— Start of Records for processing —
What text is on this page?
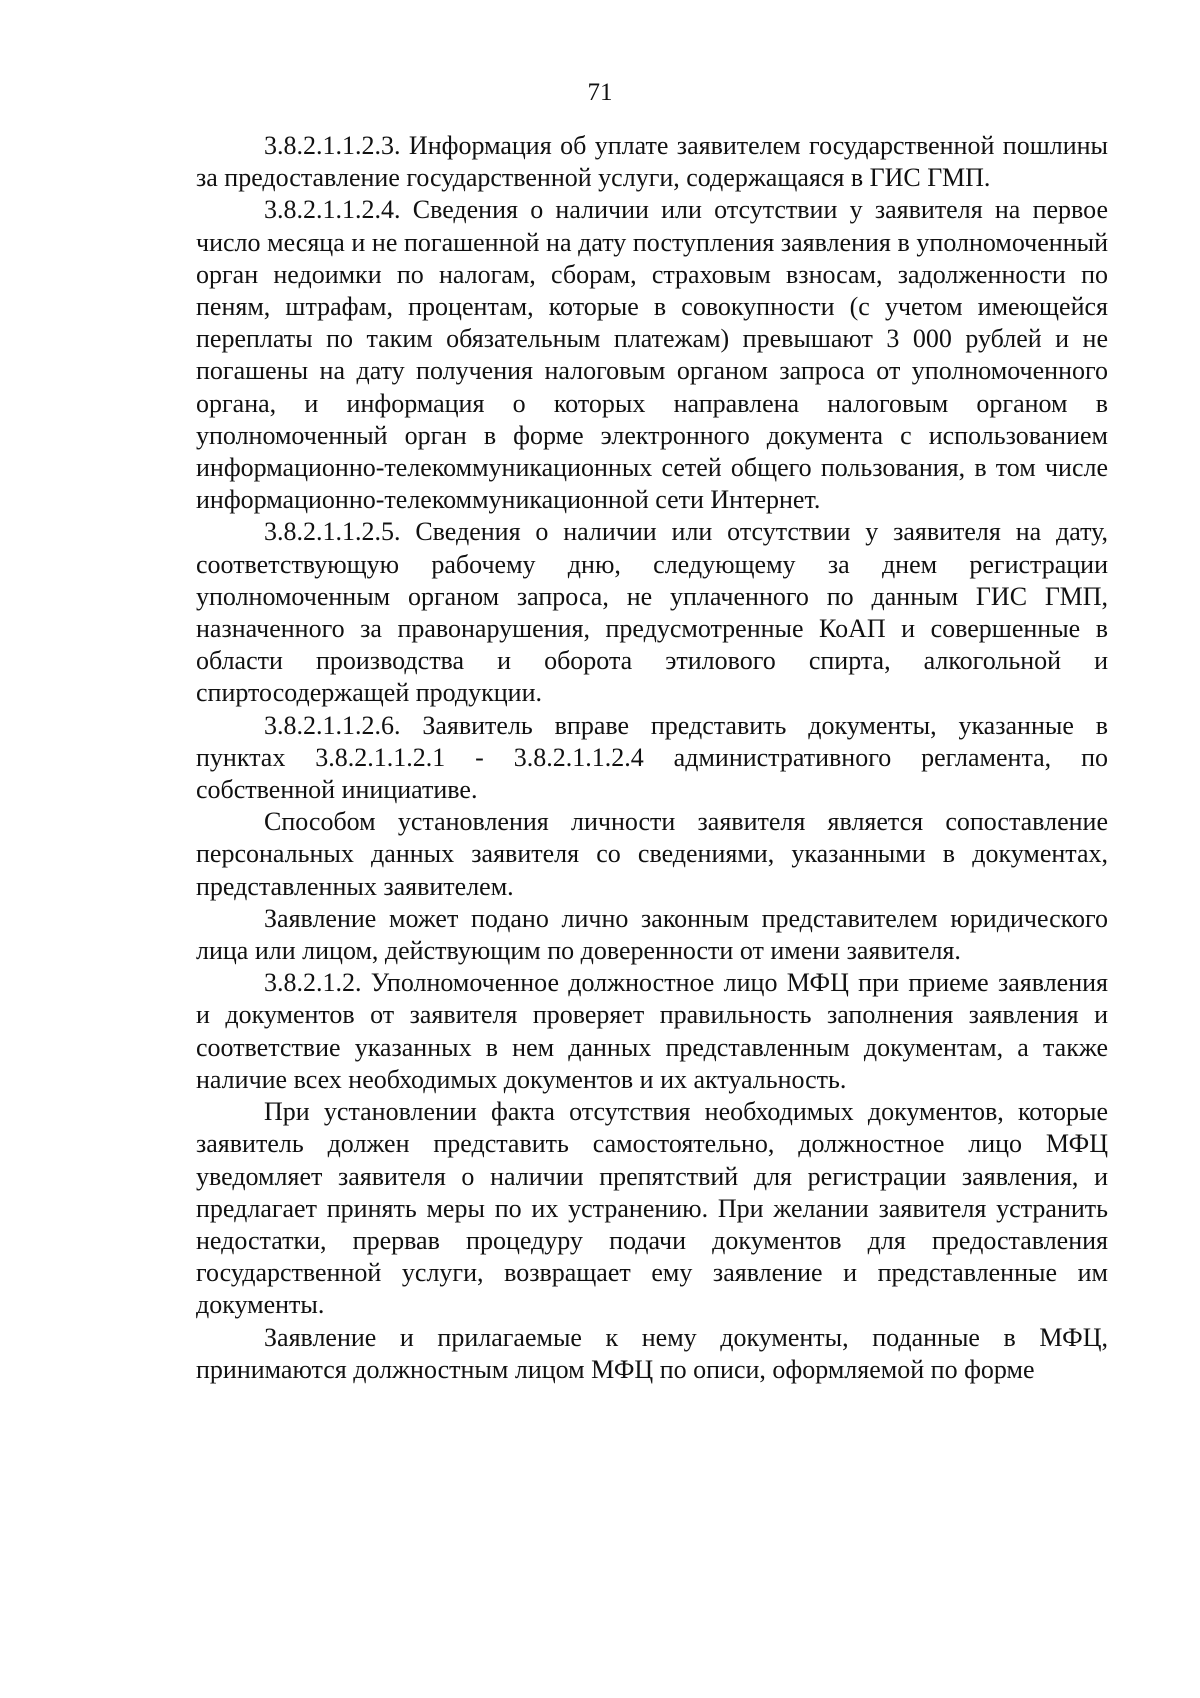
71

3.8.2.1.1.2.3. Информация об уплате заявителем государственной пошлины за предоставление государственной услуги, содержащаяся в ГИС ГМП.

3.8.2.1.1.2.4. Сведения о наличии или отсутствии у заявителя на первое число месяца и не погашенной на дату поступления заявления в уполномоченный орган недоимки по налогам, сборам, страховым взносам, задолженности по пеням, штрафам, процентам, которые в совокупности (с учетом имеющейся переплаты по таким обязательным платежам) превышают 3 000 рублей и не погашены на дату получения налоговым органом запроса от уполномоченного органа, и информация о которых направлена налоговым органом в уполномоченный орган в форме электронного документа с использованием информационно-телекоммуникационных сетей общего пользования, в том числе информационно-телекоммуникационной сети Интернет.

3.8.2.1.1.2.5. Сведения о наличии или отсутствии у заявителя на дату, соответствующую рабочему дню, следующему за днем регистрации уполномоченным органом запроса, не уплаченного по данным ГИС ГМП, назначенного за правонарушения, предусмотренные КоАП и совершенные в области производства и оборота этилового спирта, алкогольной и спиртосодержащей продукции.

3.8.2.1.1.2.6. Заявитель вправе представить документы, указанные в пунктах 3.8.2.1.1.2.1 - 3.8.2.1.1.2.4 административного регламента, по собственной инициативе.

Способом установления личности заявителя является сопоставление персональных данных заявителя со сведениями, указанными в документах, представленных заявителем.

Заявление может подано лично законным представителем юридического лица или лицом, действующим по доверенности от имени заявителя.

3.8.2.1.2. Уполномоченное должностное лицо МФЦ при приеме заявления и документов от заявителя проверяет правильность заполнения заявления и соответствие указанных в нем данных представленным документам, а также наличие всех необходимых документов и их актуальность.

При установлении факта отсутствия необходимых документов, которые заявитель должен представить самостоятельно, должностное лицо МФЦ уведомляет заявителя о наличии препятствий для регистрации заявления, и предлагает принять меры по их устранению. При желании заявителя устранить недостатки, прервав процедуру подачи документов для предоставления государственной услуги, возвращает ему заявление и представленные им документы.

Заявление и прилагаемые к нему документы, поданные в МФЦ, принимаются должностным лицом МФЦ по описи, оформляемой по форме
— End of Records for processing —
Set problem
Copy down every line of the entries containing the word "лицом".

Task solution
Заявление может подано лично законным представителем юридического лица или лицом, действующим по доверенности от имени заявителя.
Заявление и прилагаемые к нему документы, поданные в МФЦ, принимаются должностным лицом МФЦ по описи, оформляемой по форме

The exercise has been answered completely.